> _SET PROBLEM_
Report every line in the listing that contains the string "Counts".

--- BEGIN SUPPLIED RECORDS ---

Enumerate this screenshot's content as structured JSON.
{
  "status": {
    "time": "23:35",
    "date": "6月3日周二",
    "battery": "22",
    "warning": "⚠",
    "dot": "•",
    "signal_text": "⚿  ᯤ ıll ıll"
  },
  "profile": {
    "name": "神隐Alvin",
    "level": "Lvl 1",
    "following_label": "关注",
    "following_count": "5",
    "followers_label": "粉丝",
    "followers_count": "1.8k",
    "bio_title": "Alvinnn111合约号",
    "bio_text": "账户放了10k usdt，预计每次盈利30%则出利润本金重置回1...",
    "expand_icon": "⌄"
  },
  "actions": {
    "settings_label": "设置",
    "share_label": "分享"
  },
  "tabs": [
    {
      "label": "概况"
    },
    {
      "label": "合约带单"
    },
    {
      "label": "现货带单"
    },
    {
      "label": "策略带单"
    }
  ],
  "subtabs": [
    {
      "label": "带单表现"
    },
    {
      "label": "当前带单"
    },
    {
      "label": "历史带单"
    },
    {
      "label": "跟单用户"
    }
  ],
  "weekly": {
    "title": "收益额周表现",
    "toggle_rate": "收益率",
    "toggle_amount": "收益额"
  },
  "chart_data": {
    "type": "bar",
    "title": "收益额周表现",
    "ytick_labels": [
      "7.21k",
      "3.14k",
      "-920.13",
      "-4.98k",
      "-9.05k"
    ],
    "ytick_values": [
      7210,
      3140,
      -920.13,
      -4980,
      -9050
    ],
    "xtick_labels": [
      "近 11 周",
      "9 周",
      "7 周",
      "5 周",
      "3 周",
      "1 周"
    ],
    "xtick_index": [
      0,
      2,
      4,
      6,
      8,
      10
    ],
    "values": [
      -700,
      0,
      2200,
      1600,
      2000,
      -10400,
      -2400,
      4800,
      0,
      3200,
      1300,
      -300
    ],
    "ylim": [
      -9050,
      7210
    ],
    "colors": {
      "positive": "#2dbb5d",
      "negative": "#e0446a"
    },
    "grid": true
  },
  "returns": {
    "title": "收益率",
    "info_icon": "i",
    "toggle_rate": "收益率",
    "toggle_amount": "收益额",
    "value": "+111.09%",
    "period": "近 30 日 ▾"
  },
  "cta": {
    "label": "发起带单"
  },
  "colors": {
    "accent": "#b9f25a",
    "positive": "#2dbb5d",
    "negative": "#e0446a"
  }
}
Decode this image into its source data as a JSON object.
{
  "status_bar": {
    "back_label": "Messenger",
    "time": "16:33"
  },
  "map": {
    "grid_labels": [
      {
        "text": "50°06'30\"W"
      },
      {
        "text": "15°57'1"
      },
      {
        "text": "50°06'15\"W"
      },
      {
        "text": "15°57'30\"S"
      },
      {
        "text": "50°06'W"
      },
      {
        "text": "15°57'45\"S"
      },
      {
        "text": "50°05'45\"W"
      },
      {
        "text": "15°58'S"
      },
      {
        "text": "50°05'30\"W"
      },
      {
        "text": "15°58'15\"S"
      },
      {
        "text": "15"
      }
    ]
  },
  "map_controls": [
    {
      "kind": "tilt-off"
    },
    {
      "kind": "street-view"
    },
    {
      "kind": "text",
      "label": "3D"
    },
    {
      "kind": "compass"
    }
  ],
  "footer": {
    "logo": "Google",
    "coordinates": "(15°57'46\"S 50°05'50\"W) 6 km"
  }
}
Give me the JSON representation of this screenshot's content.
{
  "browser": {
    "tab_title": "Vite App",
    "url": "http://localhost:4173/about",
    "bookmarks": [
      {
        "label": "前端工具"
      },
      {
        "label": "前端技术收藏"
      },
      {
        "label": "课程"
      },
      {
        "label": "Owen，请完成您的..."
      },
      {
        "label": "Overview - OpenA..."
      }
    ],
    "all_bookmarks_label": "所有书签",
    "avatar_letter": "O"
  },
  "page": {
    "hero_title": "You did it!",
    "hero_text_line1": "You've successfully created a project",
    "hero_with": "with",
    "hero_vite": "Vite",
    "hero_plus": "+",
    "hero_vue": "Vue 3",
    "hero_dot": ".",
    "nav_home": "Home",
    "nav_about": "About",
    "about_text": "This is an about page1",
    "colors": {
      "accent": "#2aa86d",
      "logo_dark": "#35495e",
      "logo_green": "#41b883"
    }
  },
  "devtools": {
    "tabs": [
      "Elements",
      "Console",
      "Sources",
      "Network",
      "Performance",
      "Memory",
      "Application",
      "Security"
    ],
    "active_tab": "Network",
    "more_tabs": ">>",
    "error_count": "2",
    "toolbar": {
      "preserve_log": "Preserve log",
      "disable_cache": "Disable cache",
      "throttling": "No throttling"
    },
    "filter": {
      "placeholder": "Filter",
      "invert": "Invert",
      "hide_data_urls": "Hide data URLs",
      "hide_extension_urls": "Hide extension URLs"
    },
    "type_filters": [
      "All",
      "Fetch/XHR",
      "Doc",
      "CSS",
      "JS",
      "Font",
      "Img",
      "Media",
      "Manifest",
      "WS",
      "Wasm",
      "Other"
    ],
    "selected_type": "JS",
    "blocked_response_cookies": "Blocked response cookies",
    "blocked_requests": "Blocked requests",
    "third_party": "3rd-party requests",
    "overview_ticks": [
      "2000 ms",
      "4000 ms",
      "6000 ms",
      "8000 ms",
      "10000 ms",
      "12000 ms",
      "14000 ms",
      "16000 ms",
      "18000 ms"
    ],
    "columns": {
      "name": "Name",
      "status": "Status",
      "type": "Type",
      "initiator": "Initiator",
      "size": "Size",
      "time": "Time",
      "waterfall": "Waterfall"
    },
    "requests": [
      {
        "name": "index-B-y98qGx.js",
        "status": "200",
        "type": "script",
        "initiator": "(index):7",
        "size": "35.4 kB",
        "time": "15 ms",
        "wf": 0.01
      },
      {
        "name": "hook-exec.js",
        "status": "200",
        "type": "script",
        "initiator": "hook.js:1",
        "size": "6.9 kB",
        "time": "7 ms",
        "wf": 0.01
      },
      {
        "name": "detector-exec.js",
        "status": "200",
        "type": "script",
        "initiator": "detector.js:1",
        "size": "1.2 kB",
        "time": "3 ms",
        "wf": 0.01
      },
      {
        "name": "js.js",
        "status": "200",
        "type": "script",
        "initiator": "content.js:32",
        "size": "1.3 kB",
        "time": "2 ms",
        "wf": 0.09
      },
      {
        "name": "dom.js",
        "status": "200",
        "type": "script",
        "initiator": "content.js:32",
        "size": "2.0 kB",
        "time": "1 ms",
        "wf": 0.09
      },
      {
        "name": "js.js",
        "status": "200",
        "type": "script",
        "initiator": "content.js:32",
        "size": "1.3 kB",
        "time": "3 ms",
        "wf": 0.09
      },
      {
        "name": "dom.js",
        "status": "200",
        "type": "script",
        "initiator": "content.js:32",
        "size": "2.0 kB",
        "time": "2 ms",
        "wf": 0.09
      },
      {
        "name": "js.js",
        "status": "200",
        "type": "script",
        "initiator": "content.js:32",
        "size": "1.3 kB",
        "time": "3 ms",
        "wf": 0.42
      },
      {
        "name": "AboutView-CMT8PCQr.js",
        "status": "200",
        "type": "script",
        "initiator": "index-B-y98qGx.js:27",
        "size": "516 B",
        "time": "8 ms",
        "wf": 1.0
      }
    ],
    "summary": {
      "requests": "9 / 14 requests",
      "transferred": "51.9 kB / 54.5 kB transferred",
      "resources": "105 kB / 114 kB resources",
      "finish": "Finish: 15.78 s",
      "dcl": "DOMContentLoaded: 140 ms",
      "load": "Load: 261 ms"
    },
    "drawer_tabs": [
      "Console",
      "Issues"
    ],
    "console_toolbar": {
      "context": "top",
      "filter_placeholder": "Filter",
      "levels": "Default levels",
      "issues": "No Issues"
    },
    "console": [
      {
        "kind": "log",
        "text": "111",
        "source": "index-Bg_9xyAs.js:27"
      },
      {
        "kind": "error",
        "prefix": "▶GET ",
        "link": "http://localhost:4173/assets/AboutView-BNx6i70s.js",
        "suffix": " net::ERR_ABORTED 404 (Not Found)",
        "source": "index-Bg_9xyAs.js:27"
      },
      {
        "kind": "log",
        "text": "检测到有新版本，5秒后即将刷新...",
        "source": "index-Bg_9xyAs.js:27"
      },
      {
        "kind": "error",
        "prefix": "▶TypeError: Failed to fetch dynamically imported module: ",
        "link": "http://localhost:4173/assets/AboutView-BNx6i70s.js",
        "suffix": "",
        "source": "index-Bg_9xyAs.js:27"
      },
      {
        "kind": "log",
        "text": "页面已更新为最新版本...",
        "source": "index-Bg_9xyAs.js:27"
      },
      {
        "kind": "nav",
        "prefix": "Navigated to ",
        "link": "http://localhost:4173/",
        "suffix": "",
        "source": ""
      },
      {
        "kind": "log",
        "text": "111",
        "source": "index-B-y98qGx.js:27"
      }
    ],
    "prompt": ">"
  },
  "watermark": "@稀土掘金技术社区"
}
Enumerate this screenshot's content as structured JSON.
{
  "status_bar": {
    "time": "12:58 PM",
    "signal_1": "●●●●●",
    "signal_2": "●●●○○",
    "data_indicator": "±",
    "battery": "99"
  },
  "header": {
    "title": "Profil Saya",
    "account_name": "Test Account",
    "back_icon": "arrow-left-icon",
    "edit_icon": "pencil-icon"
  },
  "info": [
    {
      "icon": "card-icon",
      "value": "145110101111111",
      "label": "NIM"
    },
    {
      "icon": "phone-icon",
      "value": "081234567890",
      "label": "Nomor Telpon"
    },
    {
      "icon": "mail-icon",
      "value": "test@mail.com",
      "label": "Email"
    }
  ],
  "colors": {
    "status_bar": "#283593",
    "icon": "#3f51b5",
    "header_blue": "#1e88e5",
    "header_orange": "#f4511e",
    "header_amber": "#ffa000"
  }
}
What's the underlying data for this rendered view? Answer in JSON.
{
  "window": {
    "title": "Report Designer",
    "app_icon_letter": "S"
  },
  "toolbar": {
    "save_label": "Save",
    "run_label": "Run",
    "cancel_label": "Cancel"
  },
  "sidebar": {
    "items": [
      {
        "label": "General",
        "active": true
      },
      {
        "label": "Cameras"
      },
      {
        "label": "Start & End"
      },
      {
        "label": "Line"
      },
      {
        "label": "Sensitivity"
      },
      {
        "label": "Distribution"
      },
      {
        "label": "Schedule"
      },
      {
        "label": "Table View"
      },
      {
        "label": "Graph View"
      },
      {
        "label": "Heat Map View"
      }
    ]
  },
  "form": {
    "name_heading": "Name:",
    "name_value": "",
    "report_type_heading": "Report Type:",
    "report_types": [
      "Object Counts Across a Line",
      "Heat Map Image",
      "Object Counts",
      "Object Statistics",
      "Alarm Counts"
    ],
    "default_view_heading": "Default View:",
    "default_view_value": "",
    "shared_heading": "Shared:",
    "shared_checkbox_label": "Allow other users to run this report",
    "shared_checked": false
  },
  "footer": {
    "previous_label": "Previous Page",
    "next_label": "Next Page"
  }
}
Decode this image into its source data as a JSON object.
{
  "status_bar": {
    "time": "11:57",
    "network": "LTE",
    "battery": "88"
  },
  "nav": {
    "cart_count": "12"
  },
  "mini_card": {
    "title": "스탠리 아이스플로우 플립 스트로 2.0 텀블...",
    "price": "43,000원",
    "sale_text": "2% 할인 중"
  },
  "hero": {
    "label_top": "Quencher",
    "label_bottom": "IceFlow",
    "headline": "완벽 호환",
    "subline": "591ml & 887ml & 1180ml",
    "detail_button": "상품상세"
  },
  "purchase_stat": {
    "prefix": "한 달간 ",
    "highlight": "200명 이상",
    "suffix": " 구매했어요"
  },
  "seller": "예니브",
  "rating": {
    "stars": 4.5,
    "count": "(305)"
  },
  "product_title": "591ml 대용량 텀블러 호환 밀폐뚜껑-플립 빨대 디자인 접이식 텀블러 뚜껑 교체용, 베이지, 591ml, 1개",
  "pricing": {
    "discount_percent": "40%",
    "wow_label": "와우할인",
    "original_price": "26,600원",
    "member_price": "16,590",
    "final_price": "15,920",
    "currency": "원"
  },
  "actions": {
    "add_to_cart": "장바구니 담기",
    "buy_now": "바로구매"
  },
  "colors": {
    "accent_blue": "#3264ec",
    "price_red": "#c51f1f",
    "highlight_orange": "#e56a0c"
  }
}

--- END SUPPLIED RECORDS ---

> _SOLUTION_
      "Object Counts Across a Line",
      "Object Counts",
      "Alarm Counts"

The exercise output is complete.